Seemingly out of place in Biden’s package of Supreme Court reforms is a proposed constitutional amendment to do away with presidential immunity for alleged crimes committed by a president while in office. 

In a 6-3 ruling last month, the Supreme Court held that much of the federal case against former President Donald Trump for challenging the 2020 election outcome could not be prosecuted because of presidential immunity. Although suggested after a Supreme Court ruling, Biden’s proposed constitutional amendment would not affect the high court itself. 

However, Biden isn’t proposing a constitutional amendment to set term limits for the Supreme Court—even though Article III of the Constitution, which covers the judicial branch, says judges may “hold their office during good behavior.” 

That wording has been widely understood to mean a lifetime appointment. The current means for removing a Supreme Court justice is through the impeachment process.

| Given information |
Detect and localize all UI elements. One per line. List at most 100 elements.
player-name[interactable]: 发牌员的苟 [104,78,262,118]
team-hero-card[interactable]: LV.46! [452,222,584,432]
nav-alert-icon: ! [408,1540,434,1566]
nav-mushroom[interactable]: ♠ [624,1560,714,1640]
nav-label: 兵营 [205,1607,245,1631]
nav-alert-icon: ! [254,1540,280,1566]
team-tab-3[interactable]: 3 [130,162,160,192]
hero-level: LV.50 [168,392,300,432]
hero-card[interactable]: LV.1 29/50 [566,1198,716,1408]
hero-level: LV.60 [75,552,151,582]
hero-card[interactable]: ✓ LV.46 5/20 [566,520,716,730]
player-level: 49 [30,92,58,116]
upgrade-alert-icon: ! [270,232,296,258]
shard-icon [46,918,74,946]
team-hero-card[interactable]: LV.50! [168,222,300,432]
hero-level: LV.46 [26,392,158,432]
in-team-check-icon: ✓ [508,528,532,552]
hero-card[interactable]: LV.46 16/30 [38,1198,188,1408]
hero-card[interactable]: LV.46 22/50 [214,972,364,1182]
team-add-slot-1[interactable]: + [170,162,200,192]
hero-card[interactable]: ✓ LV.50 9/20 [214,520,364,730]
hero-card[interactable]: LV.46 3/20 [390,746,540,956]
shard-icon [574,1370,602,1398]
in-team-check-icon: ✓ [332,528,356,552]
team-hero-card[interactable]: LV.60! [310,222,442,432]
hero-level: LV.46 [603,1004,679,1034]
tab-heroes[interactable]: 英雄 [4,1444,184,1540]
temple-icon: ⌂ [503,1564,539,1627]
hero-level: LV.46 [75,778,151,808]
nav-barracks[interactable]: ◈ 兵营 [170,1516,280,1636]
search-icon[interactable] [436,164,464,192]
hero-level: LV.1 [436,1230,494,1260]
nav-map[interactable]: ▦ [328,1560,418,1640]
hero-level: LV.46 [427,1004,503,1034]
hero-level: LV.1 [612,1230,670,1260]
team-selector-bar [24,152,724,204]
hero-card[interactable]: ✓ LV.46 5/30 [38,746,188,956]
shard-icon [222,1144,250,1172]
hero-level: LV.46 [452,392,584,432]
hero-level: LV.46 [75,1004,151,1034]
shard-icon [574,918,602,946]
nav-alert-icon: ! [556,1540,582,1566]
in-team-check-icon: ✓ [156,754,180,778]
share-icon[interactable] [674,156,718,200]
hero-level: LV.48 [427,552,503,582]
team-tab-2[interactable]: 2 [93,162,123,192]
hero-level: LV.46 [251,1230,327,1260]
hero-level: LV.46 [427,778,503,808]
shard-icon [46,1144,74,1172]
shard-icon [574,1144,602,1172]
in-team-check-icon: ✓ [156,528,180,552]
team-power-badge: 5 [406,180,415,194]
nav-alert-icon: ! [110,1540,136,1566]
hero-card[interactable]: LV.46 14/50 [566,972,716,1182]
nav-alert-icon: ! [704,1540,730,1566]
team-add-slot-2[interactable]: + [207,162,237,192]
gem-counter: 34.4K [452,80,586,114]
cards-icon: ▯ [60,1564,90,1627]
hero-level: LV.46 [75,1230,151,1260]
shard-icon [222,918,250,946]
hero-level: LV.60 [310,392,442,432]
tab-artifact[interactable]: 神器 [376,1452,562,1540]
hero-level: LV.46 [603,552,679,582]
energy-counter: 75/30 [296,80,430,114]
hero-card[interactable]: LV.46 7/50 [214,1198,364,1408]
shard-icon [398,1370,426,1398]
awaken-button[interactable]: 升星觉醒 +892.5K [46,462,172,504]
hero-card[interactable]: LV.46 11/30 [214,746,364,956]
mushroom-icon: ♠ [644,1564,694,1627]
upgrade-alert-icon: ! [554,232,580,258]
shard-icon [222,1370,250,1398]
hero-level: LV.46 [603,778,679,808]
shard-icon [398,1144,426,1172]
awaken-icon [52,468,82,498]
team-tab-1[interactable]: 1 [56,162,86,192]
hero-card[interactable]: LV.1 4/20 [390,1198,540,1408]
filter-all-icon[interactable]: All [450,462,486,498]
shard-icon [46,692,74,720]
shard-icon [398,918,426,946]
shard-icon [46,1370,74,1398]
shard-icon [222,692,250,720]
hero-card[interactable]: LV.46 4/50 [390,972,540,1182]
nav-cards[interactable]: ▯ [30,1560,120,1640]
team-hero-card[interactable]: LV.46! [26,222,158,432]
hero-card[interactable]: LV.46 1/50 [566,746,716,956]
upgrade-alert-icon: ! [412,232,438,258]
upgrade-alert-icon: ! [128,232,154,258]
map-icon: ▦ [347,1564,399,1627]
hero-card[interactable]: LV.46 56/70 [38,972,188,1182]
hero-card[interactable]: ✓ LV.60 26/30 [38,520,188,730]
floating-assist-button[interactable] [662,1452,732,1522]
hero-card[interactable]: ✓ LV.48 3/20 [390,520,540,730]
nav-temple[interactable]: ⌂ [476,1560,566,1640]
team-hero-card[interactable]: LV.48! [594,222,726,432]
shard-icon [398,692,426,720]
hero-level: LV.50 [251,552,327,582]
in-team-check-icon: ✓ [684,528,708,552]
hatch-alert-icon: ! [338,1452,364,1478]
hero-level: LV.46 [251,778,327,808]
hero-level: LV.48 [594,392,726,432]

| Using the information |
1. From the passage on Biden's Supreme Court reforms, reproduce the part that opens with the words containing "Seemingly out of" and closes with "while in office.".
2. In the passage on Biden's Supreme Court reforms, condense the paragraph beginning "In a 6-3 ruling last month" into a shorter form that keeps its main facts.

| Results of the tasks |
1.
Seemingly out of place in Biden’s package of Supreme Court reforms is a proposed constitutional amendment to do away with presidential immunity for alleged crimes committed by a president while in office.

2. Last month the Supreme Court ruled 6-3 that presidential immunity barred prosecution of much of the federal case against former President Donald Trump over his challenge to the 2020 election result. Biden's proposed constitutional amendment followed that ruling but would not affect the high court itself.